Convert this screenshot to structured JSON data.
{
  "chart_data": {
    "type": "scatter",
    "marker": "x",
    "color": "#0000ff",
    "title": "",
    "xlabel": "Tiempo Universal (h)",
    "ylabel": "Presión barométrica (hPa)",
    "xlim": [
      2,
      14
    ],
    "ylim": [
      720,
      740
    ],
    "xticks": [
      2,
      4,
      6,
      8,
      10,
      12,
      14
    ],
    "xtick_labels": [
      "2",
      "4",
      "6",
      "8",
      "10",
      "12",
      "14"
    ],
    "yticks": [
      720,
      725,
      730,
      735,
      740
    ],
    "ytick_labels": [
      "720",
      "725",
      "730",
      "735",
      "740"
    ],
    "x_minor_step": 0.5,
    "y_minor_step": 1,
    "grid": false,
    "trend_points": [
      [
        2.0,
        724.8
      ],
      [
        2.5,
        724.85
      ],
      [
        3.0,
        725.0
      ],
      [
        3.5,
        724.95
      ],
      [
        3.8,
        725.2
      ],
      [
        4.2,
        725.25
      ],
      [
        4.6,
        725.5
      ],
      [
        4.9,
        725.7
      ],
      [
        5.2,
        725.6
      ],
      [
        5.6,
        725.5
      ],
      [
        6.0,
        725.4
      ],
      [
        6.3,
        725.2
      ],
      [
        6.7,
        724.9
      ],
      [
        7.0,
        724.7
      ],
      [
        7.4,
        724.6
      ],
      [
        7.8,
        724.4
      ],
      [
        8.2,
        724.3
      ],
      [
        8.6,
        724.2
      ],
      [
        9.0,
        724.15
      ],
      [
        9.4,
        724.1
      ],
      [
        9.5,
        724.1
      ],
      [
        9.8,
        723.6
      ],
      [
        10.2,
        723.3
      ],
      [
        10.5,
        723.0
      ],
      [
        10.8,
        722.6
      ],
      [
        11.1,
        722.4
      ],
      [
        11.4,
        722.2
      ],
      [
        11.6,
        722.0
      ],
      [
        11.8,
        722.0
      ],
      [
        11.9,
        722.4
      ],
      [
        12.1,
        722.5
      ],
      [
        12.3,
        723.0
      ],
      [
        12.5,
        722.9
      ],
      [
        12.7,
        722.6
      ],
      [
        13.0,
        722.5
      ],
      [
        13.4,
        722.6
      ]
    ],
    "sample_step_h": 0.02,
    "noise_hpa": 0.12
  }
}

******************************

### WHAT YOU SHOULD DO
Every entry should be printed again exactly as it stands.

### EXPECTED ANSWER
Convert this screenshot to structured JSON data.
{
  "chart_data": {
    "type": "scatter",
    "marker": "x",
    "color": "#0000ff",
    "title": "",
    "xlabel": "Tiempo Universal (h)",
    "ylabel": "Presión barométrica (hPa)",
    "xlim": [
      2,
      14
    ],
    "ylim": [
      720,
      740
    ],
    "xticks": [
      2,
      4,
      6,
      8,
      10,
      12,
      14
    ],
    "xtick_labels": [
      "2",
      "4",
      "6",
      "8",
      "10",
      "12",
      "14"
    ],
    "yticks": [
      720,
      725,
      730,
      735,
      740
    ],
    "ytick_labels": [
      "720",
      "725",
      "730",
      "735",
      "740"
    ],
    "x_minor_step": 0.5,
    "y_minor_step": 1,
    "grid": false,
    "trend_points": [
      [
        2.0,
        724.8
      ],
      [
        2.5,
        724.85
      ],
      [
        3.0,
        725.0
      ],
      [
        3.5,
        724.95
      ],
      [
        3.8,
        725.2
      ],
      [
        4.2,
        725.25
      ],
      [
        4.6,
        725.5
      ],
      [
        4.9,
        725.7
      ],
      [
        5.2,
        725.6
      ],
      [
        5.6,
        725.5
      ],
      [
        6.0,
        725.4
      ],
      [
        6.3,
        725.2
      ],
      [
        6.7,
        724.9
      ],
      [
        7.0,
        724.7
      ],
      [
        7.4,
        724.6
      ],
      [
        7.8,
        724.4
      ],
      [
        8.2,
        724.3
      ],
      [
        8.6,
        724.2
      ],
      [
        9.0,
        724.15
      ],
      [
        9.4,
        724.1
      ],
      [
        9.5,
        724.1
      ],
      [
        9.8,
        723.6
      ],
      [
        10.2,
        723.3
      ],
      [
        10.5,
        723.0
      ],
      [
        10.8,
        722.6
      ],
      [
        11.1,
        722.4
      ],
      [
        11.4,
        722.2
      ],
      [
        11.6,
        722.0
      ],
      [
        11.8,
        722.0
      ],
      [
        11.9,
        722.4
      ],
      [
        12.1,
        722.5
      ],
      [
        12.3,
        723.0
      ],
      [
        12.5,
        722.9
      ],
      [
        12.7,
        722.6
      ],
      [
        13.0,
        722.5
      ],
      [
        13.4,
        722.6
      ]
    ],
    "sample_step_h": 0.02,
    "noise_hpa": 0.12
  }
}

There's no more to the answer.